### Exercise objective
What follows is a listing. Return every line of it exactly.

### Extracted material
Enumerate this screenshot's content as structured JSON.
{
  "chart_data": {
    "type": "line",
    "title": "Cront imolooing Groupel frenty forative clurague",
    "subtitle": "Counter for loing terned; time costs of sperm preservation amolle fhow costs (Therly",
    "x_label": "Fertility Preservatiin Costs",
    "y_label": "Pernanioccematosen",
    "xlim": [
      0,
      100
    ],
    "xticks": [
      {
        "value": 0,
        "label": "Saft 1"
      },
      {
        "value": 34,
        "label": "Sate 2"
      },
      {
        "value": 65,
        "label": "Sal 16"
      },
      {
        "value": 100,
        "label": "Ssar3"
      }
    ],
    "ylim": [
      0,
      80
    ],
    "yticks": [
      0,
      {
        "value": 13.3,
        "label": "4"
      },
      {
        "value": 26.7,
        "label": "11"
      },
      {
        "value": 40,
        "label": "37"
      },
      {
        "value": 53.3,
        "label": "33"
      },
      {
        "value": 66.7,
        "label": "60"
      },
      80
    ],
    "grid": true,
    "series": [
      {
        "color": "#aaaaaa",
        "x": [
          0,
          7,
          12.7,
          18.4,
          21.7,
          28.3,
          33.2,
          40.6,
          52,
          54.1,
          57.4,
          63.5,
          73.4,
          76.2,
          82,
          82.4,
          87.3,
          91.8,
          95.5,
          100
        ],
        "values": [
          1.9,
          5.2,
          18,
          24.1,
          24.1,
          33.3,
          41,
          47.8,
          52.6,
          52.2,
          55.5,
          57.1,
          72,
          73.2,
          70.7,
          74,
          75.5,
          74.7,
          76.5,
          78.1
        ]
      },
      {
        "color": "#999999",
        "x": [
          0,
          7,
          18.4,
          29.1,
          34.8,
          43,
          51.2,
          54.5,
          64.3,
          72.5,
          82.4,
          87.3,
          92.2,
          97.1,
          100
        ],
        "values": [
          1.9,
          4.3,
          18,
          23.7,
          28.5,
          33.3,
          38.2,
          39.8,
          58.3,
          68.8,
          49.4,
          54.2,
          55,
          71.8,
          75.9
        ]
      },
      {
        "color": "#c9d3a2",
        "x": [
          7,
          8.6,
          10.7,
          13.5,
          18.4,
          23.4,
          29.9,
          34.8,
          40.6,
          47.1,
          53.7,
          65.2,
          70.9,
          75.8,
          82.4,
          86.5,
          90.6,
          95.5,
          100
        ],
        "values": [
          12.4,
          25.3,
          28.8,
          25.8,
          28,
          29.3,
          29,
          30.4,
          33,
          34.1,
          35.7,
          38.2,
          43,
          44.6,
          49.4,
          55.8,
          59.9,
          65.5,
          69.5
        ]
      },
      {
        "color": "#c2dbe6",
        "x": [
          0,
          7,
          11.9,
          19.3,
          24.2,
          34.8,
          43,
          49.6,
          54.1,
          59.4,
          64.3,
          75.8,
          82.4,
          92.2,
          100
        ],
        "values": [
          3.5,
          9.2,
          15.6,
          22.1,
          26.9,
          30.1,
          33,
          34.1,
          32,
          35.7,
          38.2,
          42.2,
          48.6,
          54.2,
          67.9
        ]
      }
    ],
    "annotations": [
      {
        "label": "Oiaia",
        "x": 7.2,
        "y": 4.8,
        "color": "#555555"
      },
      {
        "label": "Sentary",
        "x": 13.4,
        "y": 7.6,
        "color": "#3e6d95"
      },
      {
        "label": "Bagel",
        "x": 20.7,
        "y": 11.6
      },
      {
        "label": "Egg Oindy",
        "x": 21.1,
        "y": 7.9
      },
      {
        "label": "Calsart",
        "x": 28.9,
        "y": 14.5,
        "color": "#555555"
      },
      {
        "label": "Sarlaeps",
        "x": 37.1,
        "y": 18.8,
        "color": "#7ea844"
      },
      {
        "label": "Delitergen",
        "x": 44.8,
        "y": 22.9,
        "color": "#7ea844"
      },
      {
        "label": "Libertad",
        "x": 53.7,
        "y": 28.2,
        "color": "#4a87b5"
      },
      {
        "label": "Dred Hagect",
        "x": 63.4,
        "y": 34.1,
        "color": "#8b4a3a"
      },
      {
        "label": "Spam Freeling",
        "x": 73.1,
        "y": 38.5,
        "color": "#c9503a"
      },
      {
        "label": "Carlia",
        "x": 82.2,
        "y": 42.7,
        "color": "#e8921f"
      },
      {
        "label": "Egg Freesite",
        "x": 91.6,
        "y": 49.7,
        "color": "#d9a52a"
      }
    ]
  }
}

### Correct answer
Enumerate this screenshot's content as structured JSON.
{
  "chart_data": {
    "type": "line",
    "title": "Cront imolooing Groupel frenty forative clurague",
    "subtitle": "Counter for loing terned; time costs of sperm preservation amolle fhow costs (Therly",
    "x_label": "Fertility Preservatiin Costs",
    "y_label": "Pernanioccematosen",
    "xlim": [
      0,
      100
    ],
    "xticks": [
      {
        "value": 0,
        "label": "Saft 1"
      },
      {
        "value": 34,
        "label": "Sate 2"
      },
      {
        "value": 65,
        "label": "Sal 16"
      },
      {
        "value": 100,
        "label": "Ssar3"
      }
    ],
    "ylim": [
      0,
      80
    ],
    "yticks": [
      0,
      {
        "value": 13.3,
        "label": "4"
      },
      {
        "value": 26.7,
        "label": "11"
      },
      {
        "value": 40,
        "label": "37"
      },
      {
        "value": 53.3,
        "label": "33"
      },
      {
        "value": 66.7,
        "label": "60"
      },
      80
    ],
    "grid": true,
    "series": [
      {
        "color": "#aaaaaa",
        "x": [
          0,
          7,
          12.7,
          18.4,
          21.7,
          28.3,
          33.2,
          40.6,
          52,
          54.1,
          57.4,
          63.5,
          73.4,
          76.2,
          82,
          82.4,
          87.3,
          91.8,
          95.5,
          100
        ],
        "values": [
          1.9,
          5.2,
          18,
          24.1,
          24.1,
          33.3,
          41,
          47.8,
          52.6,
          52.2,
          55.5,
          57.1,
          72,
          73.2,
          70.7,
          74,
          75.5,
          74.7,
          76.5,
          78.1
        ]
      },
      {
        "color": "#999999",
        "x": [
          0,
          7,
          18.4,
          29.1,
          34.8,
          43,
          51.2,
          54.5,
          64.3,
          72.5,
          82.4,
          87.3,
          92.2,
          97.1,
          100
        ],
        "values": [
          1.9,
          4.3,
          18,
          23.7,
          28.5,
          33.3,
          38.2,
          39.8,
          58.3,
          68.8,
          49.4,
          54.2,
          55,
          71.8,
          75.9
        ]
      },
      {
        "color": "#c9d3a2",
        "x": [
          7,
          8.6,
          10.7,
          13.5,
          18.4,
          23.4,
          29.9,
          34.8,
          40.6,
          47.1,
          53.7,
          65.2,
          70.9,
          75.8,
          82.4,
          86.5,
          90.6,
          95.5,
          100
        ],
        "values": [
          12.4,
          25.3,
          28.8,
          25.8,
          28,
          29.3,
          29,
          30.4,
          33,
          34.1,
          35.7,
          38.2,
          43,
          44.6,
          49.4,
          55.8,
          59.9,
          65.5,
          69.5
        ]
      },
      {
        "color": "#c2dbe6",
        "x": [
          0,
          7,
          11.9,
          19.3,
          24.2,
          34.8,
          43,
          49.6,
          54.1,
          59.4,
          64.3,
          75.8,
          82.4,
          92.2,
          100
        ],
        "values": [
          3.5,
          9.2,
          15.6,
          22.1,
          26.9,
          30.1,
          33,
          34.1,
          32,
          35.7,
          38.2,
          42.2,
          48.6,
          54.2,
          67.9
        ]
      }
    ],
    "annotations": [
      {
        "label": "Oiaia",
        "x": 7.2,
        "y": 4.8,
        "color": "#555555"
      },
      {
        "label": "Sentary",
        "x": 13.4,
        "y": 7.6,
        "color": "#3e6d95"
      },
      {
        "label": "Bagel",
        "x": 20.7,
        "y": 11.6
      },
      {
        "label": "Egg Oindy",
        "x": 21.1,
        "y": 7.9
      },
      {
        "label": "Calsart",
        "x": 28.9,
        "y": 14.5,
        "color": "#555555"
      },
      {
        "label": "Sarlaeps",
        "x": 37.1,
        "y": 18.8,
        "color": "#7ea844"
      },
      {
        "label": "Delitergen",
        "x": 44.8,
        "y": 22.9,
        "color": "#7ea844"
      },
      {
        "label": "Libertad",
        "x": 53.7,
        "y": 28.2,
        "color": "#4a87b5"
      },
      {
        "label": "Dred Hagect",
        "x": 63.4,
        "y": 34.1,
        "color": "#8b4a3a"
      },
      {
        "label": "Spam Freeling",
        "x": 73.1,
        "y": 38.5,
        "color": "#c9503a"
      },
      {
        "label": "Carlia",
        "x": 82.2,
        "y": 42.7,
        "color": "#e8921f"
      },
      {
        "label": "Egg Freesite",
        "x": 91.6,
        "y": 49.7,
        "color": "#d9a52a"
      }
    ]
  }
}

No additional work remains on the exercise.